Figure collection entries
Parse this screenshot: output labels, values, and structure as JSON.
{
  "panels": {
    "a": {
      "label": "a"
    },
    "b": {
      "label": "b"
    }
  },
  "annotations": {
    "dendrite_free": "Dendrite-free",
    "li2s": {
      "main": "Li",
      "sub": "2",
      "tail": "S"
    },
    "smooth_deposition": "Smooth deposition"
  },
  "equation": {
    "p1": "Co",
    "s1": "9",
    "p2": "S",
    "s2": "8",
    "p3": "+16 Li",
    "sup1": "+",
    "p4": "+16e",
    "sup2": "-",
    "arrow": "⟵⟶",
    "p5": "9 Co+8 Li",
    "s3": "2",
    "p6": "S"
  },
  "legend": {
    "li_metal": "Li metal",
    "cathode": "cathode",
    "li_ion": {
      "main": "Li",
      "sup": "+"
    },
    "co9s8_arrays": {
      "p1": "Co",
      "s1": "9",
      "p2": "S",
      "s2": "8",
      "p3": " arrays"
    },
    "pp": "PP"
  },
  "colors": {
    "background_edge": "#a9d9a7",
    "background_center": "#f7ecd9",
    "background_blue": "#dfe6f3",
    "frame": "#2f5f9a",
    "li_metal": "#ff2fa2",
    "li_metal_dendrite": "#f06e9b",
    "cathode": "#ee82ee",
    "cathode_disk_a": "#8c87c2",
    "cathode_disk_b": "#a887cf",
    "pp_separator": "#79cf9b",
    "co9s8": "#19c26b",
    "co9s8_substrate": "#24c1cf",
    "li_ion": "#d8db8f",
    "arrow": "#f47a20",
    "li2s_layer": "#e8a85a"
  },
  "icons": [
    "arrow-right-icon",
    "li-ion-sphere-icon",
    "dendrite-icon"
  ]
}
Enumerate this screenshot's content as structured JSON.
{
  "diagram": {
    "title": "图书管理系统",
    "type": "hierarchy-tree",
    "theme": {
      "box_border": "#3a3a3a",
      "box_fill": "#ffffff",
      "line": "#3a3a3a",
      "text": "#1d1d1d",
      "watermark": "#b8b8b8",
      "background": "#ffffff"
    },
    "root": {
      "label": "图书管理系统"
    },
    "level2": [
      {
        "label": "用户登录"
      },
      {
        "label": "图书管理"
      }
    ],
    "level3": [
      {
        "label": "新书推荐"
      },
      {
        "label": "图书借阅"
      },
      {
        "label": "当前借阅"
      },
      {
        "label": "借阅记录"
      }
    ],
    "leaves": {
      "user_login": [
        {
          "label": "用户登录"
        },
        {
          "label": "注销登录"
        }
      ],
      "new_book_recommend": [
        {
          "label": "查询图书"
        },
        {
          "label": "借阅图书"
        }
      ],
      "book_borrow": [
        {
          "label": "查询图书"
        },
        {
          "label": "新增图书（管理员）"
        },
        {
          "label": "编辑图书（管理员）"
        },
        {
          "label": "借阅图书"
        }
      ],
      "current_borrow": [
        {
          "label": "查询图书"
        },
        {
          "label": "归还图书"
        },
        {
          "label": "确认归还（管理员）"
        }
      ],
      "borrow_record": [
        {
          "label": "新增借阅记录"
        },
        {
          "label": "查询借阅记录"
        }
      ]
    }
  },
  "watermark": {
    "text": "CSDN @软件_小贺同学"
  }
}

= TASK GOAL =
Every line above should be written out again exactly as it stands.

= ANSWER BELOW =
Parse this screenshot: output labels, values, and structure as JSON.
{
  "panels": {
    "a": {
      "label": "a"
    },
    "b": {
      "label": "b"
    }
  },
  "annotations": {
    "dendrite_free": "Dendrite-free",
    "li2s": {
      "main": "Li",
      "sub": "2",
      "tail": "S"
    },
    "smooth_deposition": "Smooth deposition"
  },
  "equation": {
    "p1": "Co",
    "s1": "9",
    "p2": "S",
    "s2": "8",
    "p3": "+16 Li",
    "sup1": "+",
    "p4": "+16e",
    "sup2": "-",
    "arrow": "⟵⟶",
    "p5": "9 Co+8 Li",
    "s3": "2",
    "p6": "S"
  },
  "legend": {
    "li_metal": "Li metal",
    "cathode": "cathode",
    "li_ion": {
      "main": "Li",
      "sup": "+"
    },
    "co9s8_arrays": {
      "p1": "Co",
      "s1": "9",
      "p2": "S",
      "s2": "8",
      "p3": " arrays"
    },
    "pp": "PP"
  },
  "colors": {
    "background_edge": "#a9d9a7",
    "background_center": "#f7ecd9",
    "background_blue": "#dfe6f3",
    "frame": "#2f5f9a",
    "li_metal": "#ff2fa2",
    "li_metal_dendrite": "#f06e9b",
    "cathode": "#ee82ee",
    "cathode_disk_a": "#8c87c2",
    "cathode_disk_b": "#a887cf",
    "pp_separator": "#79cf9b",
    "co9s8": "#19c26b",
    "co9s8_substrate": "#24c1cf",
    "li_ion": "#d8db8f",
    "arrow": "#f47a20",
    "li2s_layer": "#e8a85a"
  },
  "icons": [
    "arrow-right-icon",
    "li-ion-sphere-icon",
    "dendrite-icon"
  ]
}
Enumerate this screenshot's content as structured JSON.
{
  "diagram": {
    "title": "图书管理系统",
    "type": "hierarchy-tree",
    "theme": {
      "box_border": "#3a3a3a",
      "box_fill": "#ffffff",
      "line": "#3a3a3a",
      "text": "#1d1d1d",
      "watermark": "#b8b8b8",
      "background": "#ffffff"
    },
    "root": {
      "label": "图书管理系统"
    },
    "level2": [
      {
        "label": "用户登录"
      },
      {
        "label": "图书管理"
      }
    ],
    "level3": [
      {
        "label": "新书推荐"
      },
      {
        "label": "图书借阅"
      },
      {
        "label": "当前借阅"
      },
      {
        "label": "借阅记录"
      }
    ],
    "leaves": {
      "user_login": [
        {
          "label": "用户登录"
        },
        {
          "label": "注销登录"
        }
      ],
      "new_book_recommend": [
        {
          "label": "查询图书"
        },
        {
          "label": "借阅图书"
        }
      ],
      "book_borrow": [
        {
          "label": "查询图书"
        },
        {
          "label": "新增图书（管理员）"
        },
        {
          "label": "编辑图书（管理员）"
        },
        {
          "label": "借阅图书"
        }
      ],
      "current_borrow": [
        {
          "label": "查询图书"
        },
        {
          "label": "归还图书"
        },
        {
          "label": "确认归还（管理员）"
        }
      ],
      "borrow_record": [
        {
          "label": "新增借阅记录"
        },
        {
          "label": "查询借阅记录"
        }
      ]
    }
  },
  "watermark": {
    "text": "CSDN @软件_小贺同学"
  }
}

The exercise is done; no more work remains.